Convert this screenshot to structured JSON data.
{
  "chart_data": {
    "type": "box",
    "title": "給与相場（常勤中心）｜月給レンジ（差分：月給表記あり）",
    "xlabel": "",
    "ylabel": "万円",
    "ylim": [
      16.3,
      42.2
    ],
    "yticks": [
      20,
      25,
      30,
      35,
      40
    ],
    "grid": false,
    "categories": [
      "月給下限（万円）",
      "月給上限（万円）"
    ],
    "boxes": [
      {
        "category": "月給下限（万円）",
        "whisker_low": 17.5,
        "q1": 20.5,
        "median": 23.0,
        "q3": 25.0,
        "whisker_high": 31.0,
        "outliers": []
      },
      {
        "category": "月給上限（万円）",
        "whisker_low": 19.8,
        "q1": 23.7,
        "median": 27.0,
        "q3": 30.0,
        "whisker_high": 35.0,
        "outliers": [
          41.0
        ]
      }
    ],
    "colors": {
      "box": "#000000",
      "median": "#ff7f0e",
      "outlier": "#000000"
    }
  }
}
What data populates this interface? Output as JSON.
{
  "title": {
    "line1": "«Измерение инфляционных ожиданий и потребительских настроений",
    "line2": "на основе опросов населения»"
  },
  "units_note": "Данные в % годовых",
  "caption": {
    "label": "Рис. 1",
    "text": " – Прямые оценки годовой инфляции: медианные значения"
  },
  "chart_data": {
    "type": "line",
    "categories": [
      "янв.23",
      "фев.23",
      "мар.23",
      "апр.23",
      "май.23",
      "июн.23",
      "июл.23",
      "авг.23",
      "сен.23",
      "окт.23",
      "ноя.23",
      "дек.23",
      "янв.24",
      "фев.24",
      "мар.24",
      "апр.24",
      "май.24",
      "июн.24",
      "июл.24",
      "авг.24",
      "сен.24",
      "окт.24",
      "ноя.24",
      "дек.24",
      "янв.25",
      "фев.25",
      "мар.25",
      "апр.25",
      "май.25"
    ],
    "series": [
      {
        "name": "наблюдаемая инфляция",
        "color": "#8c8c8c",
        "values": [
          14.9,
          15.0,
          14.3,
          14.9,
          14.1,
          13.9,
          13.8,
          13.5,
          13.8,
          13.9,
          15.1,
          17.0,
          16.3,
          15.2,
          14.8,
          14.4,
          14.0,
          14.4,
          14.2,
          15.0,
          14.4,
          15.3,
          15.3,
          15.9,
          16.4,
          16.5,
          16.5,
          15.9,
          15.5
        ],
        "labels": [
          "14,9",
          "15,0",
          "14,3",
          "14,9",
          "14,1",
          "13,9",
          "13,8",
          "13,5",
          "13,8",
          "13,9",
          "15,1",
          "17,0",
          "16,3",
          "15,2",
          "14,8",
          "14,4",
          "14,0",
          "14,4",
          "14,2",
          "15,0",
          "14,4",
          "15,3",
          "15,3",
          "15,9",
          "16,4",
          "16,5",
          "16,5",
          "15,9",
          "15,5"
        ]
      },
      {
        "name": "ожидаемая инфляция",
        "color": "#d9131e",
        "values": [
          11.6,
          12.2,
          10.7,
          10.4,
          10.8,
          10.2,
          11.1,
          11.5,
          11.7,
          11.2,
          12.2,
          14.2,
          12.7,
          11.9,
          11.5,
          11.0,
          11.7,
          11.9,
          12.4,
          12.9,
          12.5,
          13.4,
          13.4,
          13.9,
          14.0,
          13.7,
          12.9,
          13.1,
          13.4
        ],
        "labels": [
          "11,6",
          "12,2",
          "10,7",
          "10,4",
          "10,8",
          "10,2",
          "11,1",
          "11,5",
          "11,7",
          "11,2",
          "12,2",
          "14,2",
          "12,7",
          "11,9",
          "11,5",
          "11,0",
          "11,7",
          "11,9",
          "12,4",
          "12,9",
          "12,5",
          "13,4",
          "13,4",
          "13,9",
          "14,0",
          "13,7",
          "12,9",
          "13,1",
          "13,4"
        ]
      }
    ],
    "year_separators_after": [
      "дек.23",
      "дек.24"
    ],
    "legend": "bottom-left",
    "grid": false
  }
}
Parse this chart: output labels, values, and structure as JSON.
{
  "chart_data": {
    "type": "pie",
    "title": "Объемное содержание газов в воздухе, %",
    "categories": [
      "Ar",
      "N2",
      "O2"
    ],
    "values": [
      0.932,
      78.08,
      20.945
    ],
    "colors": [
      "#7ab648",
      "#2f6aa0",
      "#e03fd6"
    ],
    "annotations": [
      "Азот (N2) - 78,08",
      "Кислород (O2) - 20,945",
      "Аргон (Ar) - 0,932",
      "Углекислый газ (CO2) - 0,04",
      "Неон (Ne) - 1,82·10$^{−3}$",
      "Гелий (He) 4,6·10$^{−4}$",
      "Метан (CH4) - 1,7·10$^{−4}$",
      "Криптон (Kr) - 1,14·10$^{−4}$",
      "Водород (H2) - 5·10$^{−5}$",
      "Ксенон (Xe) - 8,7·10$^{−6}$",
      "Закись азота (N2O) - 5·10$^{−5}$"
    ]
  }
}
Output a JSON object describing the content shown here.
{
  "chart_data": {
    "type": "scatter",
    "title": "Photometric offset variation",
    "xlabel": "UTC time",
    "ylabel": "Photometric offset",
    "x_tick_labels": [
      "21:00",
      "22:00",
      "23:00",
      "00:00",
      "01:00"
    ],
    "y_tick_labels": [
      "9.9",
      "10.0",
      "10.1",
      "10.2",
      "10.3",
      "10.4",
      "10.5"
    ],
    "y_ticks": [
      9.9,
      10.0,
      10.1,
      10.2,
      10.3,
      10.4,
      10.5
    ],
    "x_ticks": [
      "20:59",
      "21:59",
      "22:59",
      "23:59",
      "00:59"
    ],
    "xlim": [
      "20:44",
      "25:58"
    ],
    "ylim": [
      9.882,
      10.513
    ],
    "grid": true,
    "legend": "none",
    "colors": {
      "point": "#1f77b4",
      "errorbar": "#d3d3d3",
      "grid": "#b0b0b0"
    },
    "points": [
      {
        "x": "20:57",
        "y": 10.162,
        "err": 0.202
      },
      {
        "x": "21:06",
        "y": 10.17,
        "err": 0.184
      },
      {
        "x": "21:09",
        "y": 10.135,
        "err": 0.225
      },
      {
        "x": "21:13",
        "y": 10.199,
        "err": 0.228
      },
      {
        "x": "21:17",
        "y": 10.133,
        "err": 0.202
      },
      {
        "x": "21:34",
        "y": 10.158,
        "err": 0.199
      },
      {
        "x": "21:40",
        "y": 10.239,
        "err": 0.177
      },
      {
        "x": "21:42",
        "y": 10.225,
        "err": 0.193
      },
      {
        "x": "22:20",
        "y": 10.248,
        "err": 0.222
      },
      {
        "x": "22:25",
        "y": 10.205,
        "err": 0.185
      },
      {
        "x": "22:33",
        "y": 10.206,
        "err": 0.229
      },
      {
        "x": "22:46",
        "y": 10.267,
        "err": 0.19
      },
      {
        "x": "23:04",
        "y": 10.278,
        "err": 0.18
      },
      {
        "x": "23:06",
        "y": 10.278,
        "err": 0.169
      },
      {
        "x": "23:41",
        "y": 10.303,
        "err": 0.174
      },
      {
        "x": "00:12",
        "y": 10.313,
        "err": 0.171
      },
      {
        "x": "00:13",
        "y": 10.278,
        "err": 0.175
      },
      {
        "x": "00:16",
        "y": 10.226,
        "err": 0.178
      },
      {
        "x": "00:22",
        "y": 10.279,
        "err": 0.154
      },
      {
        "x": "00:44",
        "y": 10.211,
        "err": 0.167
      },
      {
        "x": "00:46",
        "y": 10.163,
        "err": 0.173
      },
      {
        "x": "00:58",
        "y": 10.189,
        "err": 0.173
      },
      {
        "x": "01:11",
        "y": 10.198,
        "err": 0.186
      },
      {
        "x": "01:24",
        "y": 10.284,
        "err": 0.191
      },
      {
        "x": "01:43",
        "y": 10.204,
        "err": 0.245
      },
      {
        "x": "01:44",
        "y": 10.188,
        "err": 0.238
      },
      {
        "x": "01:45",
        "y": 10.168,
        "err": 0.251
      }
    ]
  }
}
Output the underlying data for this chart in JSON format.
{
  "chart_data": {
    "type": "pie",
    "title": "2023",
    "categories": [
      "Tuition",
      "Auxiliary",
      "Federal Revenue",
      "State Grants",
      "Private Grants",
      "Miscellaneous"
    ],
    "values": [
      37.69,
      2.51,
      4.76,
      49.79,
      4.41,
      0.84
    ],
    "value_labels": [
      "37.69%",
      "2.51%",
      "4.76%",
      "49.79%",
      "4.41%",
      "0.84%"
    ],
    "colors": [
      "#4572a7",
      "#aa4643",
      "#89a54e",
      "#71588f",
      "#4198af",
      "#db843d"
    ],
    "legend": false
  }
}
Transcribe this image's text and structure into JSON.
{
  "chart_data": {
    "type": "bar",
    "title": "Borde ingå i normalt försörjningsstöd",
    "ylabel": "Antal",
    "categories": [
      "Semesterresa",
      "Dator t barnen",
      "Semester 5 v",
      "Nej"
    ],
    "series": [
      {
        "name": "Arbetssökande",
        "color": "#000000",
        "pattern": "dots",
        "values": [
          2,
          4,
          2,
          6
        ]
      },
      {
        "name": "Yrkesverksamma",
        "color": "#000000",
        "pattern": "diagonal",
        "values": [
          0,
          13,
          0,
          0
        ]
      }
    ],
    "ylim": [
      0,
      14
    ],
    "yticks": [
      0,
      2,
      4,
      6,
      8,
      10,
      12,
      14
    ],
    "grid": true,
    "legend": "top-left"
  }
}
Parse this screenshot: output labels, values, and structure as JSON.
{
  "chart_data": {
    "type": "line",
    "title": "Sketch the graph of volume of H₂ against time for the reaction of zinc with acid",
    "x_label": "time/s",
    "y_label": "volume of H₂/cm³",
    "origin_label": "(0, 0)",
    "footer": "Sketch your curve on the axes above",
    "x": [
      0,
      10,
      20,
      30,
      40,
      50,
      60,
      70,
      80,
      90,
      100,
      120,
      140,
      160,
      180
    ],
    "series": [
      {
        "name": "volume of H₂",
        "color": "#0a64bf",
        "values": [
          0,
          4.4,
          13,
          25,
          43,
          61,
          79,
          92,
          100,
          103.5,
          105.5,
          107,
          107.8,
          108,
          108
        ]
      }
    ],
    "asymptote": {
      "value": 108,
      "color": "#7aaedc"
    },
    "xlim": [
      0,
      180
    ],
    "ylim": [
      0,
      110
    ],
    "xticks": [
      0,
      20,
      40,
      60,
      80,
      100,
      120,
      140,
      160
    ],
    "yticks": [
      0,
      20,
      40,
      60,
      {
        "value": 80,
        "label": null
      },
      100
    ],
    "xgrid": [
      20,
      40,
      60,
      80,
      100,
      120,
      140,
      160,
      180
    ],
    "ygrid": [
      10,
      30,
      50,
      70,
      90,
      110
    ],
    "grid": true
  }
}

■ **What to work on**:
In the entries above, how many lines hold the word "Photometric"? State the number and nothing else.

■ **Problem solution**:
2